▸ Your task:
Scan the listing and work out how many lines contain the word "Moeini". Nothing but the number should be given.

[Stored data]
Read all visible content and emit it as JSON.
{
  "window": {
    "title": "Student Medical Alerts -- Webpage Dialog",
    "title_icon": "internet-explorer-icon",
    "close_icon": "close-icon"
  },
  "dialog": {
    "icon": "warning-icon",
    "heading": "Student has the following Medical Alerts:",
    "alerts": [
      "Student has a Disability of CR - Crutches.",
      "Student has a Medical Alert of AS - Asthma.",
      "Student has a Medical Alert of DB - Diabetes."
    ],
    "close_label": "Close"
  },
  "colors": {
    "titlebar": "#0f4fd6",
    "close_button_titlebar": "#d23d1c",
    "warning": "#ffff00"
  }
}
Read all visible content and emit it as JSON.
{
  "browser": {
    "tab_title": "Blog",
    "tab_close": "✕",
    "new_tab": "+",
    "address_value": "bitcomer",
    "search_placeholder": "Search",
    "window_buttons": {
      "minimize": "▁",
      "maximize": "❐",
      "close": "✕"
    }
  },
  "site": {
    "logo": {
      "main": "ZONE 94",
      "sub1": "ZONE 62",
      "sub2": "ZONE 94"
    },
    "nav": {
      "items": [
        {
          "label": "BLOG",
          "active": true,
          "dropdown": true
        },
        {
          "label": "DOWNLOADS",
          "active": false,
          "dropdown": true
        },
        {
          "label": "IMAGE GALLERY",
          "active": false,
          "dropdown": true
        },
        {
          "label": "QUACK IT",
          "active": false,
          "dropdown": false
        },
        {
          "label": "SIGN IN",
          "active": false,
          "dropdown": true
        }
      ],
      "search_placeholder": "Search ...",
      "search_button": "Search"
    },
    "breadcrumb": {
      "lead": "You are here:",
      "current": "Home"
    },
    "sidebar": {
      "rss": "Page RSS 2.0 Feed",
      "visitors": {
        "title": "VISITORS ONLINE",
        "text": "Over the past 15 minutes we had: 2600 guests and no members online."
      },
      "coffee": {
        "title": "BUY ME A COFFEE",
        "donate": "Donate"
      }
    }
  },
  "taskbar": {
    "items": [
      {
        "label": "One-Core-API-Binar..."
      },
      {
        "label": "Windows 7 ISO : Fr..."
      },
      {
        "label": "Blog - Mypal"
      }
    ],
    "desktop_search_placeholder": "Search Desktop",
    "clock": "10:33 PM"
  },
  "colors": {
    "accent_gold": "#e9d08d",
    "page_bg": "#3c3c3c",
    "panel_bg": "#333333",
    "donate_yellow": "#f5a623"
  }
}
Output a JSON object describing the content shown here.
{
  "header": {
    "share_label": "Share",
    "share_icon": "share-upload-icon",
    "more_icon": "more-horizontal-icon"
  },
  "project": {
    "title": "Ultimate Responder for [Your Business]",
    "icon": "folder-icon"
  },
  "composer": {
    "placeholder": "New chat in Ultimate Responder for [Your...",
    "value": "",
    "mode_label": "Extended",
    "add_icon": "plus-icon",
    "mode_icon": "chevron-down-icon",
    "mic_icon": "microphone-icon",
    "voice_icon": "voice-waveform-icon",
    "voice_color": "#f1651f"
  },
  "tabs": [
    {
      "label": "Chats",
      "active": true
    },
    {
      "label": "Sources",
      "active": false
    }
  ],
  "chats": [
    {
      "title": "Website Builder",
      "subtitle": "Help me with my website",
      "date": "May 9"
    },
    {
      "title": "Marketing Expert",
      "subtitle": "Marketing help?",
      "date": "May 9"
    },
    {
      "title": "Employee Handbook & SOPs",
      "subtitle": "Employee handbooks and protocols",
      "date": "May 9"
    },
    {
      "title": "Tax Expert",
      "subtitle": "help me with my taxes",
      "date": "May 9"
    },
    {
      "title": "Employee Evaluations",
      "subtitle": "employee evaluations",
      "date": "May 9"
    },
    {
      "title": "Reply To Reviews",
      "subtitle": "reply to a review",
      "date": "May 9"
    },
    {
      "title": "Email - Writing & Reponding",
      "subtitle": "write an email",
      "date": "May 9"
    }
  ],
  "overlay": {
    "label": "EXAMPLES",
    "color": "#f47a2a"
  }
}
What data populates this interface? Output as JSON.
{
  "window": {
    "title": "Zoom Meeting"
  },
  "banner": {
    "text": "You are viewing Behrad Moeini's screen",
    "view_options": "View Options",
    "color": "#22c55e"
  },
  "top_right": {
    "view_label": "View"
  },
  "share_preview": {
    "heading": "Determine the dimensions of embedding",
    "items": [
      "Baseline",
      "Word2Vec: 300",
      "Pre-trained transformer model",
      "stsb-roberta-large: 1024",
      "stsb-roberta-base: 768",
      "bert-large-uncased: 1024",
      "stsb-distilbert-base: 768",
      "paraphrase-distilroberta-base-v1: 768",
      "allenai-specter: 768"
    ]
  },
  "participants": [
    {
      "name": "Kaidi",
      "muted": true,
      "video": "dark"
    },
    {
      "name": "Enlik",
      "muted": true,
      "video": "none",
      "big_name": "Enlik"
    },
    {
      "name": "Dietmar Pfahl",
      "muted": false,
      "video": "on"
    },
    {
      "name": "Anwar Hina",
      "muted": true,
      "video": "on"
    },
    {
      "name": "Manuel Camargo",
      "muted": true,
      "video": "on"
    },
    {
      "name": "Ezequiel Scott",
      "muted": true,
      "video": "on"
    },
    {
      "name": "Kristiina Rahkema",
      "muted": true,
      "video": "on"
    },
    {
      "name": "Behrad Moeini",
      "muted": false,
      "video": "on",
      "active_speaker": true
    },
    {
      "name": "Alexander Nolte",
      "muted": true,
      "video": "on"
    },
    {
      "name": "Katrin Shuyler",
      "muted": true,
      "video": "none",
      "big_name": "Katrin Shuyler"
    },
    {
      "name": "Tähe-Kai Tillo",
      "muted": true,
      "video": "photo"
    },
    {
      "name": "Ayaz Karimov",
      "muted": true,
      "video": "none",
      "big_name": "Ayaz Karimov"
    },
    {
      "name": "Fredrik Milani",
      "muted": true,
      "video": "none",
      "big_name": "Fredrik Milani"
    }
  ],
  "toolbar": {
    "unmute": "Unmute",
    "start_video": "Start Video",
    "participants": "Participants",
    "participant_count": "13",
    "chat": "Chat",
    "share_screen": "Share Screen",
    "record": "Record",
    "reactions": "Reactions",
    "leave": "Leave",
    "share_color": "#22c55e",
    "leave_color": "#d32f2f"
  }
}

▸ Full output:
2